▸ Problem requirements:
Scan the records for the word "Estatal". Copy each line that includes it.

= = = = = = =

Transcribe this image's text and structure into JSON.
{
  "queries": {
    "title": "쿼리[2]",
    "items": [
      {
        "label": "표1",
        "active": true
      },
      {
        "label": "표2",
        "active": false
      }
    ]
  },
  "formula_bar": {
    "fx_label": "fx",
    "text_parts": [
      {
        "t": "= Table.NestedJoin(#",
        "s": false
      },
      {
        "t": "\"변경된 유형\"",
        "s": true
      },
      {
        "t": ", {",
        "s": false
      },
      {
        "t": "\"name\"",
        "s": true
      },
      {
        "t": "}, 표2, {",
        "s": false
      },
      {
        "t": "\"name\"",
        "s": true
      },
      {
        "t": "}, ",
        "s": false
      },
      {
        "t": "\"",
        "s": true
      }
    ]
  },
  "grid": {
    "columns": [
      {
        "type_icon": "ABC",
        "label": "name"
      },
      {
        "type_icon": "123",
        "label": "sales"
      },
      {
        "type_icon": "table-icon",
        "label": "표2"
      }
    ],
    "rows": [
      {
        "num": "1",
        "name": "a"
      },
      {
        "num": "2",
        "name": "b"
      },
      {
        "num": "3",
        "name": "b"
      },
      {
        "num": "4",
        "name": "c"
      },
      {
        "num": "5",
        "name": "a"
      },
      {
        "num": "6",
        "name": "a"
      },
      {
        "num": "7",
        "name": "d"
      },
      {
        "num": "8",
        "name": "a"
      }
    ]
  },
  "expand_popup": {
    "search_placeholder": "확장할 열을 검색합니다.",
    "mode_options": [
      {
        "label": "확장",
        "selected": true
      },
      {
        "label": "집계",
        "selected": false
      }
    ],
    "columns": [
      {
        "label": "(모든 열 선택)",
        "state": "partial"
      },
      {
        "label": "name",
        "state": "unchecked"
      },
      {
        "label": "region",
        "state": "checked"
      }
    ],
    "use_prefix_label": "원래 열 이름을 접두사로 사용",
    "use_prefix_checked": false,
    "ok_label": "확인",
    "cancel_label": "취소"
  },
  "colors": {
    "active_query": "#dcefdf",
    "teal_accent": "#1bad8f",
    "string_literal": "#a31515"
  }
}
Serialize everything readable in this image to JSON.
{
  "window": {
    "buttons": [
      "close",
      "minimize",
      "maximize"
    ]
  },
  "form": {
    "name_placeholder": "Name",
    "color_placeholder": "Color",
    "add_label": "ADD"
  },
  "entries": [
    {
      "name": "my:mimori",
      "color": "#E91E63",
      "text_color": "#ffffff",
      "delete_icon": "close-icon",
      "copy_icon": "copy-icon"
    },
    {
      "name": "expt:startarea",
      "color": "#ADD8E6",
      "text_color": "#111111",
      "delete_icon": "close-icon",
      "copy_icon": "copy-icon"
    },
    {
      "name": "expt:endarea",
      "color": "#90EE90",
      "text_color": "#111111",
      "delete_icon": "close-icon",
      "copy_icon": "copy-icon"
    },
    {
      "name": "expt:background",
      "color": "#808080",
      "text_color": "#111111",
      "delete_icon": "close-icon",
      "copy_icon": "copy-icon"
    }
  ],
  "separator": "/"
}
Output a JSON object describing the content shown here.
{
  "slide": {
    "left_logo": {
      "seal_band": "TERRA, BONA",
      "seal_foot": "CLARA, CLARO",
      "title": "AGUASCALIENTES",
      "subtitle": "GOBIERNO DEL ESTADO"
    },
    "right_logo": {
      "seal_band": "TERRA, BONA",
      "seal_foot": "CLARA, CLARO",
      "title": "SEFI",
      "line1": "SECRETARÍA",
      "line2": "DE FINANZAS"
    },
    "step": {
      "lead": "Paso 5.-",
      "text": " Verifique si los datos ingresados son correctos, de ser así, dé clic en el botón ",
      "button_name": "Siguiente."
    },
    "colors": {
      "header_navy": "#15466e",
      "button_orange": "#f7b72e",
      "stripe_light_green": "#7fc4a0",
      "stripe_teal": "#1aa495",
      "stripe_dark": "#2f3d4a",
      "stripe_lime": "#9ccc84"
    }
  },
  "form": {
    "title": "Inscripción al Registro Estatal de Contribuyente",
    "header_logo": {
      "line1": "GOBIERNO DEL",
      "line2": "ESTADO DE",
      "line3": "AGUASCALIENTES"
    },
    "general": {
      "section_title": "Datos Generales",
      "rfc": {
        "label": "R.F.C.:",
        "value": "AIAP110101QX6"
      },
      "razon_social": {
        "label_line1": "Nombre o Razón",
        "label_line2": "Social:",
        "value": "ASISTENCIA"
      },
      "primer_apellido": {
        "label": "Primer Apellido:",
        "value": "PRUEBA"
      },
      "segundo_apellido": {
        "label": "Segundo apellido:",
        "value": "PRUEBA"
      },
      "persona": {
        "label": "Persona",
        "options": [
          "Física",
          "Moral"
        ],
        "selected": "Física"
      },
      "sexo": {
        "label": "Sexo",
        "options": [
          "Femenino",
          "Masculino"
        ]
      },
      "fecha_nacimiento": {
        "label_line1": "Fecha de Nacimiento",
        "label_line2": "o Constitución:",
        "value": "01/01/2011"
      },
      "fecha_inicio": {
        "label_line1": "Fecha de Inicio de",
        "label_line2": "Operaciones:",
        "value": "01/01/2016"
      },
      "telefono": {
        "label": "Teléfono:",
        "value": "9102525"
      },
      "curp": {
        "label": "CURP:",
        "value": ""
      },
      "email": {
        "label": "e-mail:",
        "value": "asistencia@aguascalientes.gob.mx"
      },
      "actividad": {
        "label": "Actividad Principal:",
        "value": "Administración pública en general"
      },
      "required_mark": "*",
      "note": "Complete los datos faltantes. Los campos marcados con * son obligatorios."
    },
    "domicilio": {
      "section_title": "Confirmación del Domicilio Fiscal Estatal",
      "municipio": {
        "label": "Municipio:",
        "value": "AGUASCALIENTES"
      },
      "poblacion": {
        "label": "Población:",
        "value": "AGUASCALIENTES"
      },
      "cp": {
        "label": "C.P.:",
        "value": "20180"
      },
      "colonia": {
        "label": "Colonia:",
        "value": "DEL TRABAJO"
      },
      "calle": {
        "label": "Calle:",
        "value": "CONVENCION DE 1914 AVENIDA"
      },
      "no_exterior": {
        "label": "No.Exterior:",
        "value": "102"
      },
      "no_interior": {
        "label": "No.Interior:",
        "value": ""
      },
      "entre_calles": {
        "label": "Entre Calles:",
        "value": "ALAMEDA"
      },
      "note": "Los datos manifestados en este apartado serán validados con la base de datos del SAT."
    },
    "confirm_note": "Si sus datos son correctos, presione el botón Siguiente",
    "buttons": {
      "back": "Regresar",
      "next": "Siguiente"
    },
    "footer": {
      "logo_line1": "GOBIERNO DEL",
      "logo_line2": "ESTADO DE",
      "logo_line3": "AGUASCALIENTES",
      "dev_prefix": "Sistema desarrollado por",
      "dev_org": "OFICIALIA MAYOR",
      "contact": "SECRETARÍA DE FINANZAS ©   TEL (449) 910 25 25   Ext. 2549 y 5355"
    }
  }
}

= = = = = = =

▸ Response to the exercise:
    "title": "Inscripción al Registro Estatal de Contribuyente",
      "section_title": "Confirmación del Domicilio Fiscal Estatal",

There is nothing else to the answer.